▸ Problem to work on:
Reproduce every line of the listing as written, apart from the pictures.
--- START OF Data shown ---
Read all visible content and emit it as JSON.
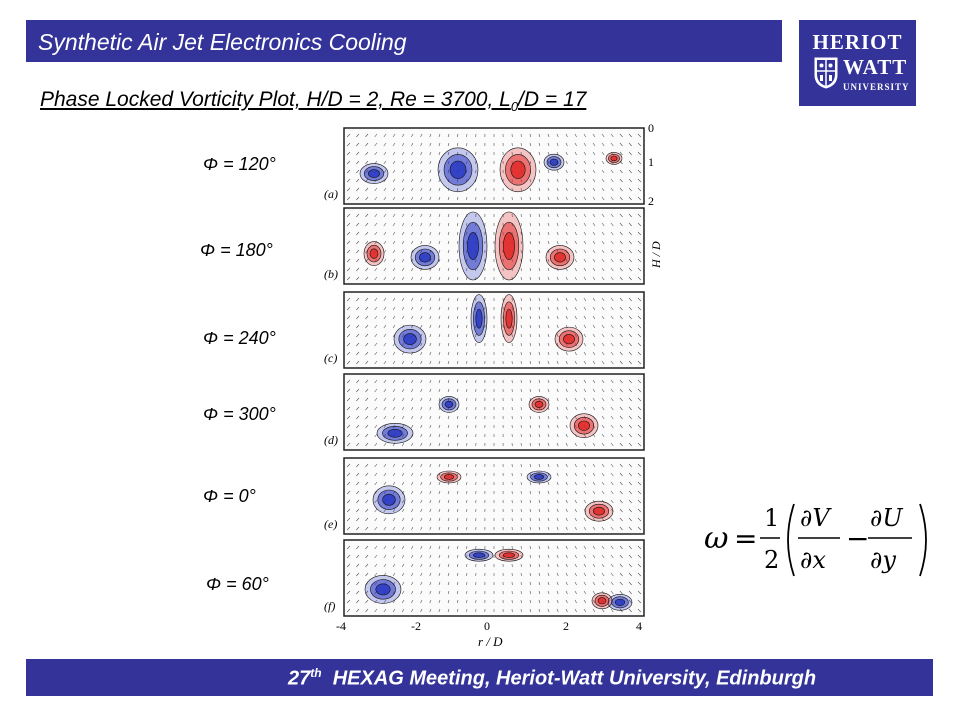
{
  "header": {
    "title": "Synthetic Air Jet Electronics Cooling",
    "logo": {
      "line1": "HERIOT",
      "line2": "WATT",
      "line3": "UNIVERSITY"
    }
  },
  "slide": {
    "subtitle_before": "Phase Locked Vorticity Plot, H/D = 2, Re = 3700, L",
    "subtitle_sub": "0",
    "subtitle_after": "/D = 17",
    "phases": [
      "Φ = 120°",
      "Φ = 180°",
      "Φ = 240°",
      "Φ = 300°",
      "Φ = 0°",
      "Φ = 60°"
    ],
    "panel_labels": [
      "(a)",
      "(b)",
      "(c)",
      "(d)",
      "(e)",
      "(f)"
    ],
    "x_ticks": [
      "-4",
      "-2",
      "0",
      "2",
      "4"
    ],
    "x_label": "r / D",
    "y_ticks": [
      "0",
      "1",
      "2"
    ],
    "y_label": "H / D",
    "formula": "ω = 1/2 ( ∂V/∂x − ∂U/∂y )"
  },
  "footer": {
    "number": "27",
    "suffix": "th",
    "text": "HEXAG Meeting, Heriot-Watt University, Edinburgh"
  },
  "colors": {
    "brand_blue": "#33339a",
    "vorticity_positive": "#e02020",
    "vorticity_negative": "#2030c0"
  }
}
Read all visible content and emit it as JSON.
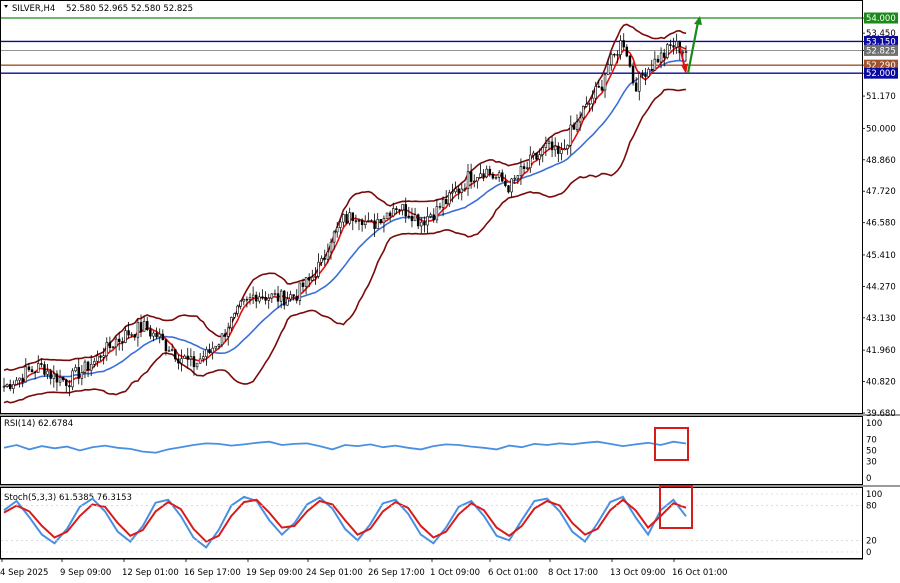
{
  "header": {
    "symbol": "SILVER,H4",
    "ohlc": "52.580 52.965 52.580 52.825"
  },
  "panels": {
    "rsi_label": "RSI(14) 62.6784",
    "stoch_label": "Stoch(5,3,3) 61.5385 76.3153"
  },
  "colors": {
    "candle": "#000000",
    "bb_band": "#7a0a0a",
    "ma_fast": "#e01010",
    "ma_slow": "#3a6fd8",
    "rsi": "#4a90e2",
    "stoch_k": "#4a90e2",
    "stoch_d": "#d81b1b",
    "level_green": "#1a8a1a",
    "level_blue": "#0a0aa0",
    "level_brown": "#a0522d",
    "level_price": "#707070",
    "highlight_box": "#d81b1b",
    "arrow_up": "#1a8a1a",
    "arrow_down": "#e01010"
  },
  "chart_data": [
    {
      "type": "candlestick",
      "symbol": "SILVER",
      "timeframe": "H4",
      "ylim": [
        39.68,
        54.58
      ],
      "y_ticks": [
        "54.000",
        "53.450",
        "53.150",
        "52.825",
        "52.290",
        "52.000",
        "51.170",
        "50.000",
        "48.860",
        "47.720",
        "46.580",
        "45.410",
        "44.270",
        "43.130",
        "41.960",
        "40.820",
        "39.680"
      ],
      "x_ticks": [
        "4 Sep 2025",
        "9 Sep 09:00",
        "12 Sep 01:00",
        "16 Sep 17:00",
        "19 Sep 09:00",
        "24 Sep 01:00",
        "26 Sep 17:00",
        "1 Oct 09:00",
        "6 Oct 01:00",
        "8 Oct 17:00",
        "13 Oct 09:00",
        "16 Oct 01:00"
      ],
      "levels": [
        {
          "value": 54.0,
          "label": "54.000",
          "color_key": "level_green"
        },
        {
          "value": 53.15,
          "label": "53.150",
          "color_key": "level_blue"
        },
        {
          "value": 52.825,
          "label": "52.825",
          "color_key": "level_price"
        },
        {
          "value": 52.29,
          "label": "52.290",
          "color_key": "level_brown"
        },
        {
          "value": 52.0,
          "label": "52.000",
          "color_key": "level_blue"
        }
      ],
      "closes": [
        40.65,
        40.9,
        41.2,
        41.35,
        41.0,
        40.85,
        41.15,
        41.5,
        41.95,
        42.35,
        42.6,
        42.8,
        42.5,
        42.1,
        41.7,
        41.45,
        41.8,
        42.3,
        43.0,
        43.6,
        44.0,
        43.9,
        43.85,
        43.95,
        44.4,
        45.0,
        46.1,
        46.7,
        46.9,
        46.45,
        46.85,
        47.2,
        47.0,
        46.65,
        46.95,
        47.35,
        47.8,
        48.3,
        48.5,
        48.2,
        47.9,
        48.4,
        48.9,
        49.3,
        49.0,
        49.9,
        50.7,
        51.35,
        52.4,
        53.15,
        51.6,
        52.2,
        52.6,
        53.0,
        52.825
      ],
      "bollinger_period_hint": 20
    },
    {
      "type": "line",
      "name": "RSI(14)",
      "last_value": 62.6784,
      "ylim": [
        0,
        100
      ],
      "y_ticks": [
        "100",
        "70",
        "50",
        "30",
        "0"
      ],
      "values": [
        55,
        60,
        52,
        58,
        54,
        57,
        50,
        56,
        59,
        55,
        53,
        48,
        46,
        52,
        56,
        60,
        63,
        62,
        59,
        61,
        64,
        66,
        60,
        62,
        63,
        58,
        52,
        60,
        58,
        61,
        56,
        59,
        55,
        52,
        58,
        61,
        60,
        57,
        55,
        52,
        59,
        56,
        62,
        60,
        63,
        61,
        64,
        66,
        62,
        58,
        61,
        64,
        60,
        66,
        62.68
      ]
    },
    {
      "type": "line",
      "name": "Stoch(5,3,3)",
      "k_last": 61.5385,
      "d_last": 76.3153,
      "ylim": [
        0,
        100
      ],
      "y_ticks": [
        "100",
        "80",
        "20",
        "0"
      ],
      "k_values": [
        72,
        88,
        60,
        30,
        15,
        40,
        78,
        92,
        70,
        35,
        18,
        45,
        85,
        90,
        62,
        25,
        8,
        38,
        80,
        95,
        88,
        55,
        30,
        50,
        82,
        94,
        75,
        40,
        20,
        48,
        84,
        90,
        66,
        30,
        15,
        42,
        78,
        88,
        62,
        28,
        20,
        55,
        88,
        92,
        70,
        35,
        18,
        50,
        86,
        95,
        60,
        30,
        72,
        90,
        61.5385
      ],
      "d_values": [
        68,
        80,
        70,
        45,
        25,
        35,
        62,
        82,
        78,
        50,
        28,
        38,
        70,
        86,
        74,
        40,
        18,
        28,
        62,
        86,
        90,
        68,
        42,
        45,
        70,
        88,
        82,
        55,
        30,
        40,
        70,
        86,
        76,
        45,
        25,
        35,
        65,
        84,
        72,
        42,
        28,
        45,
        75,
        88,
        80,
        50,
        30,
        40,
        72,
        90,
        72,
        42,
        62,
        84,
        76.3153
      ]
    }
  ]
}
--- END OF Data shown ---
▸ Exercise output:
Read all visible content and emit it as JSON.
{
  "header": {
    "title": "Synthetic Air Jet Electronics Cooling",
    "logo": {
      "line1": "HERIOT",
      "line2": "WATT",
      "line3": "UNIVERSITY"
    }
  },
  "slide": {
    "subtitle_before": "Phase Locked Vorticity Plot, H/D = 2, Re = 3700, L",
    "subtitle_sub": "0",
    "subtitle_after": "/D = 17",
    "phases": [
      "Φ = 120°",
      "Φ = 180°",
      "Φ = 240°",
      "Φ = 300°",
      "Φ = 0°",
      "Φ = 60°"
    ],
    "panel_labels": [
      "(a)",
      "(b)",
      "(c)",
      "(d)",
      "(e)",
      "(f)"
    ],
    "x_ticks": [
      "-4",
      "-2",
      "0",
      "2",
      "4"
    ],
    "x_label": "r / D",
    "y_ticks": [
      "0",
      "1",
      "2"
    ],
    "y_label": "H / D",
    "formula": "ω = 1/2 ( ∂V/∂x − ∂U/∂y )"
  },
  "footer": {
    "number": "27",
    "suffix": "th",
    "text": "HEXAG Meeting, Heriot-Watt University, Edinburgh"
  },
  "colors": {
    "brand_blue": "#33339a",
    "vorticity_positive": "#e02020",
    "vorticity_negative": "#2030c0"
  }
}
Read all visible content and emit it as JSON.
{
  "header": {
    "symbol": "SILVER,H4",
    "ohlc": "52.580 52.965 52.580 52.825"
  },
  "panels": {
    "rsi_label": "RSI(14) 62.6784",
    "stoch_label": "Stoch(5,3,3) 61.5385 76.3153"
  },
  "colors": {
    "candle": "#000000",
    "bb_band": "#7a0a0a",
    "ma_fast": "#e01010",
    "ma_slow": "#3a6fd8",
    "rsi": "#4a90e2",
    "stoch_k": "#4a90e2",
    "stoch_d": "#d81b1b",
    "level_green": "#1a8a1a",
    "level_blue": "#0a0aa0",
    "level_brown": "#a0522d",
    "level_price": "#707070",
    "highlight_box": "#d81b1b",
    "arrow_up": "#1a8a1a",
    "arrow_down": "#e01010"
  },
  "chart_data": [
    {
      "type": "candlestick",
      "symbol": "SILVER",
      "timeframe": "H4",
      "ylim": [
        39.68,
        54.58
      ],
      "y_ticks": [
        "54.000",
        "53.450",
        "53.150",
        "52.825",
        "52.290",
        "52.000",
        "51.170",
        "50.000",
        "48.860",
        "47.720",
        "46.580",
        "45.410",
        "44.270",
        "43.130",
        "41.960",
        "40.820",
        "39.680"
      ],
      "x_ticks": [
        "4 Sep 2025",
        "9 Sep 09:00",
        "12 Sep 01:00",
        "16 Sep 17:00",
        "19 Sep 09:00",
        "24 Sep 01:00",
        "26 Sep 17:00",
        "1 Oct 09:00",
        "6 Oct 01:00",
        "8 Oct 17:00",
        "13 Oct 09:00",
        "16 Oct 01:00"
      ],
      "levels": [
        {
          "value": 54.0,
          "label": "54.000",
          "color_key": "level_green"
        },
        {
          "value": 53.15,
          "label": "53.150",
          "color_key": "level_blue"
        },
        {
          "value": 52.825,
          "label": "52.825",
          "color_key": "level_price"
        },
        {
          "value": 52.29,
          "label": "52.290",
          "color_key": "level_brown"
        },
        {
          "value": 52.0,
          "label": "52.000",
          "color_key": "level_blue"
        }
      ],
      "closes": [
        40.65,
        40.9,
        41.2,
        41.35,
        41.0,
        40.85,
        41.15,
        41.5,
        41.95,
        42.35,
        42.6,
        42.8,
        42.5,
        42.1,
        41.7,
        41.45,
        41.8,
        42.3,
        43.0,
        43.6,
        44.0,
        43.9,
        43.85,
        43.95,
        44.4,
        45.0,
        46.1,
        46.7,
        46.9,
        46.45,
        46.85,
        47.2,
        47.0,
        46.65,
        46.95,
        47.35,
        47.8,
        48.3,
        48.5,
        48.2,
        47.9,
        48.4,
        48.9,
        49.3,
        49.0,
        49.9,
        50.7,
        51.35,
        52.4,
        53.15,
        51.6,
        52.2,
        52.6,
        53.0,
        52.825
      ],
      "bollinger_period_hint": 20
    },
    {
      "type": "line",
      "name": "RSI(14)",
      "last_value": 62.6784,
      "ylim": [
        0,
        100
      ],
      "y_ticks": [
        "100",
        "70",
        "50",
        "30",
        "0"
      ],
      "values": [
        55,
        60,
        52,
        58,
        54,
        57,
        50,
        56,
        59,
        55,
        53,
        48,
        46,
        52,
        56,
        60,
        63,
        62,
        59,
        61,
        64,
        66,
        60,
        62,
        63,
        58,
        52,
        60,
        58,
        61,
        56,
        59,
        55,
        52,
        58,
        61,
        60,
        57,
        55,
        52,
        59,
        56,
        62,
        60,
        63,
        61,
        64,
        66,
        62,
        58,
        61,
        64,
        60,
        66,
        62.68
      ]
    },
    {
      "type": "line",
      "name": "Stoch(5,3,3)",
      "k_last": 61.5385,
      "d_last": 76.3153,
      "ylim": [
        0,
        100
      ],
      "y_ticks": [
        "100",
        "80",
        "20",
        "0"
      ],
      "k_values": [
        72,
        88,
        60,
        30,
        15,
        40,
        78,
        92,
        70,
        35,
        18,
        45,
        85,
        90,
        62,
        25,
        8,
        38,
        80,
        95,
        88,
        55,
        30,
        50,
        82,
        94,
        75,
        40,
        20,
        48,
        84,
        90,
        66,
        30,
        15,
        42,
        78,
        88,
        62,
        28,
        20,
        55,
        88,
        92,
        70,
        35,
        18,
        50,
        86,
        95,
        60,
        30,
        72,
        90,
        61.5385
      ],
      "d_values": [
        68,
        80,
        70,
        45,
        25,
        35,
        62,
        82,
        78,
        50,
        28,
        38,
        70,
        86,
        74,
        40,
        18,
        28,
        62,
        86,
        90,
        68,
        42,
        45,
        70,
        88,
        82,
        55,
        30,
        40,
        70,
        86,
        76,
        45,
        25,
        35,
        65,
        84,
        72,
        42,
        28,
        45,
        75,
        88,
        80,
        50,
        30,
        40,
        72,
        90,
        72,
        42,
        62,
        84,
        76.3153
      ]
    }
  ]
}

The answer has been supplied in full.